** START OF Extracted text **
6.2.5 Liberation theology and Marxism: revolution and socialism
Back to 6.2.4
Do you recall when socialism and especially its Marxist version have come up earlier in this module?
Until this point, I have presented liberation theology without reference to Marxism (in line with the approach outlined in 6.2.1). In fact Gutiérrez and other liberation theologians did draw on Marxism, and the main reason liberation theology proved controversial and came under suspicion in the Vatican was that its analysis of society appeared in some ways to echo Marxist socialism.
It is impossible for us to assess fully the extent of Marxist influence if we are not familiar with Marxism. For this we would need to study Marxism directly and, ideally, to read Karl Marx. While this is beyond the scope of this module, we have given some attention to socialism and specifically to Marxism.
Here are the main places at which we have done so.
** END OF Extracted text **
** START OF Provided information **
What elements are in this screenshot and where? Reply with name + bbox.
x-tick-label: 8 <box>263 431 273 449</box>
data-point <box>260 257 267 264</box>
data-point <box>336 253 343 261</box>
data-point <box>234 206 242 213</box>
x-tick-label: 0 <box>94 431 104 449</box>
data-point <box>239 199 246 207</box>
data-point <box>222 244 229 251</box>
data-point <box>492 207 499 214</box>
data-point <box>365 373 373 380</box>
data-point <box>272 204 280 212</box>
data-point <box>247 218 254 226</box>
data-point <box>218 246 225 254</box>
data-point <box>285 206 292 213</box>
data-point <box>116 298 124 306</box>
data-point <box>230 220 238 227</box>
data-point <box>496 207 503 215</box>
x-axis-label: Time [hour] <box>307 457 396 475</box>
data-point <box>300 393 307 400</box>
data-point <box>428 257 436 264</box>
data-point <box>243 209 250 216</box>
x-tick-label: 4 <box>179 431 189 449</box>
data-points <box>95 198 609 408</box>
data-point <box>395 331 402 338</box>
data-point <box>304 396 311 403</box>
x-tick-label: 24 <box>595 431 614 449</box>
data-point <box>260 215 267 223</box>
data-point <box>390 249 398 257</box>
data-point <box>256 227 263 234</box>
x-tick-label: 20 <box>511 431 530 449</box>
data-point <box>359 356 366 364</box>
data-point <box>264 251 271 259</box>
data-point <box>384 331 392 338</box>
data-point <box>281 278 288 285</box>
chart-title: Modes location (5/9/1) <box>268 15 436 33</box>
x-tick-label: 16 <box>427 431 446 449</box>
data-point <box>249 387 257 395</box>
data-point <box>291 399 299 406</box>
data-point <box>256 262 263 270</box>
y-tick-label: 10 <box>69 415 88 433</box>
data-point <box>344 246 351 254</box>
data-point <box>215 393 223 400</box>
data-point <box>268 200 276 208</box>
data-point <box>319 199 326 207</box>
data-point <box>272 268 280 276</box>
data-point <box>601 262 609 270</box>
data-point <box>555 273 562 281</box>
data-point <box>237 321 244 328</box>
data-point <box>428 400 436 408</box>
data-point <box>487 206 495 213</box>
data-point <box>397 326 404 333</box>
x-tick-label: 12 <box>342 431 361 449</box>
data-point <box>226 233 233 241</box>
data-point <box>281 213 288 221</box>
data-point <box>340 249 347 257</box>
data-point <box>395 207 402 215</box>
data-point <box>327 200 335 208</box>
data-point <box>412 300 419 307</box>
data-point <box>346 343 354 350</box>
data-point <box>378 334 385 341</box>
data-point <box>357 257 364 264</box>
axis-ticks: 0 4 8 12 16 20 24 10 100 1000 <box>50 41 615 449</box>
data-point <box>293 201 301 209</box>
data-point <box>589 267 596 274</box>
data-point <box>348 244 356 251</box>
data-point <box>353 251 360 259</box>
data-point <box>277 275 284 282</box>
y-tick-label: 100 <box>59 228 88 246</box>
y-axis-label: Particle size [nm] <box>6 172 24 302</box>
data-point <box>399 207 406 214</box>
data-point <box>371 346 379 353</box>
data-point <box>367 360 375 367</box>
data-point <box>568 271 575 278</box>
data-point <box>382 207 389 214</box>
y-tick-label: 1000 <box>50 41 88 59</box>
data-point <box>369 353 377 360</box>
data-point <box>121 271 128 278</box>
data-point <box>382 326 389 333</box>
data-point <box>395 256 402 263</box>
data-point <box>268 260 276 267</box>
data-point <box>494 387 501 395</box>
** END OF Provided information **
__Tasks for this exercise__.
1. Answer these questions using the extracted text on liberation theology and Marxism.
(a) What was the main reason liberation theology came under suspicion in the Vatican?
(b) Which liberation theologian is named as having drawn on Marxism?
(c) What would ideally be done to become familiar with Marxism?
2. Continue the module text on liberation theology and Marxism from the point where it stops.

__Answers to the exercise__.
1.
(a) Its analysis of society appeared in some ways to echo Marxist socialism.
(b) Gutiérrez.
(c) Study Marxism directly and read Karl Marx.

2.
* Near the end of our initial study of CST’s main principles in Unit 1, I pointed out that CST is opposed to ‘collectivism’ – that is, to views in which the good of some people can be discounted for the sake of the whole – and that in practice socialism has generally been collectivist. John Paul II critiqued the Marxist Communist regimes of eastern and central Europe on exactly this basis. (1.3.10)
* Unit 2’s section on the ‘Historical Context of Modern CST’ explained what socialism is and outlined why Rerum Novarum opposed it: this was because the collectivist means of class conflict and imposed social ownership would not assist workers but jeopardize their prospects of getting out of poverty. It also pointed to one main way in which, despite socialism’s advocacy of collectivist means, it and CST are similar: both have a vision of human wellbeing as an irreducibly common good. (2.4.5–2.4.6)
* At the end of Unit 3, we returned to the question of how CST is similar to and different from socialism (and from liberalism and conservatism). For the first time, we gave attention to the basic difference between two varieties: Marxist socialism and ethical socialism. We noted that in Quadragesimo Anno (1931) Pius XI included a long, sympathetic discussion of ethical socialism, yet he maintained the position that the Church could not endorse either version. (3.4.2)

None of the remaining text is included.